> _Work request_
For every line in the entries that contains "determination", show the whole line.

Dataset rows of page text:
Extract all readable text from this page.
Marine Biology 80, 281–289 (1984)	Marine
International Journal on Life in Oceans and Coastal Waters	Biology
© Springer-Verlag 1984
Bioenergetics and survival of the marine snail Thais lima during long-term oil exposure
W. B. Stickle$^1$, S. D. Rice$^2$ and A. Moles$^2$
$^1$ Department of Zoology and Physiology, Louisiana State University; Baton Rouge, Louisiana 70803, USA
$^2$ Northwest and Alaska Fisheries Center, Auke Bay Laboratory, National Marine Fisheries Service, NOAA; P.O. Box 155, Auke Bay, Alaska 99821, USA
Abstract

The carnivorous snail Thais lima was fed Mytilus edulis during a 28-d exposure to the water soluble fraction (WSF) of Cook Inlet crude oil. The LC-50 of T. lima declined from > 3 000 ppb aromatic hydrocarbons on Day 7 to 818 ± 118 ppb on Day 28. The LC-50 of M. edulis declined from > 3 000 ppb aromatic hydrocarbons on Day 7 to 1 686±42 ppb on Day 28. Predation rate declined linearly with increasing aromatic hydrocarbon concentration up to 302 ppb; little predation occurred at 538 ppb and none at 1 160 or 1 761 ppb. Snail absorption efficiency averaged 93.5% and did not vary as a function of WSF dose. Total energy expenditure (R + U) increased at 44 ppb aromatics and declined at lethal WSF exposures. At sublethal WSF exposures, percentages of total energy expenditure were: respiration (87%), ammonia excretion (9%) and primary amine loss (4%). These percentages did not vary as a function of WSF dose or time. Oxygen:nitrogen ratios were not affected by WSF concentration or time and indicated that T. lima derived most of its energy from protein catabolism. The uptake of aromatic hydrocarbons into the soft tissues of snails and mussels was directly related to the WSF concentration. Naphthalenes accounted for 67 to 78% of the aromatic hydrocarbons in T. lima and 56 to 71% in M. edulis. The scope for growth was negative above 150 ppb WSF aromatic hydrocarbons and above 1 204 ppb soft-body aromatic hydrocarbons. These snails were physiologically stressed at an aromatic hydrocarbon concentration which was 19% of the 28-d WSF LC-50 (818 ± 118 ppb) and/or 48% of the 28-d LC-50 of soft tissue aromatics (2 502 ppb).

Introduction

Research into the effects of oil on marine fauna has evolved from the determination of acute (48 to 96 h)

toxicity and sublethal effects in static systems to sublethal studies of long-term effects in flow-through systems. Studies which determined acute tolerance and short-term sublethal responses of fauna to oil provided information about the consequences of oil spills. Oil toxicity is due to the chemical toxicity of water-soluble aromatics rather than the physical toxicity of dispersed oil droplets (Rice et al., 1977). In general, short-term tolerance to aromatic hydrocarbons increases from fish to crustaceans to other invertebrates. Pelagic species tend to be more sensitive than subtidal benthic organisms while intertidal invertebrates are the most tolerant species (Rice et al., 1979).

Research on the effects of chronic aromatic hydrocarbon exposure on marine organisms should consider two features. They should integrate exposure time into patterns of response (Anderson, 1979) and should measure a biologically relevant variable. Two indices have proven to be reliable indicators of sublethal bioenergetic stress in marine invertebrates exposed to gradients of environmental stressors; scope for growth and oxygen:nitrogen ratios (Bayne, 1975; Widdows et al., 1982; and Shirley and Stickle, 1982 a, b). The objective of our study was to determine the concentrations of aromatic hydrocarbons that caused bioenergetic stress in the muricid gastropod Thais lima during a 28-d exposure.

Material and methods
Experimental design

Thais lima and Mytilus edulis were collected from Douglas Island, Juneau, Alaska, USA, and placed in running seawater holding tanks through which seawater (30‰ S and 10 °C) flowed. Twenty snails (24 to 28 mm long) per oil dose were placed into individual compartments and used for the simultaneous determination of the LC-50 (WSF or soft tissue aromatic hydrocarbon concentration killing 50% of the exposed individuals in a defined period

> _Completed exercise_
Research into the effects of oil on marine fauna has evolved from the determination of acute (48 to 96 h)
Thais lima and Mytilus edulis were collected from Douglas Island, Juneau, Alaska, USA, and placed in running seawater holding tanks through which seawater (30‰ S and 10 °C) flowed. Twenty snails (24 to 28 mm long) per oil dose were placed into individual compartments and used for the simultaneous determination of the LC-50 (WSF or soft tissue aromatic hydrocarbon concentration killing 50% of the exposed individuals in a defined period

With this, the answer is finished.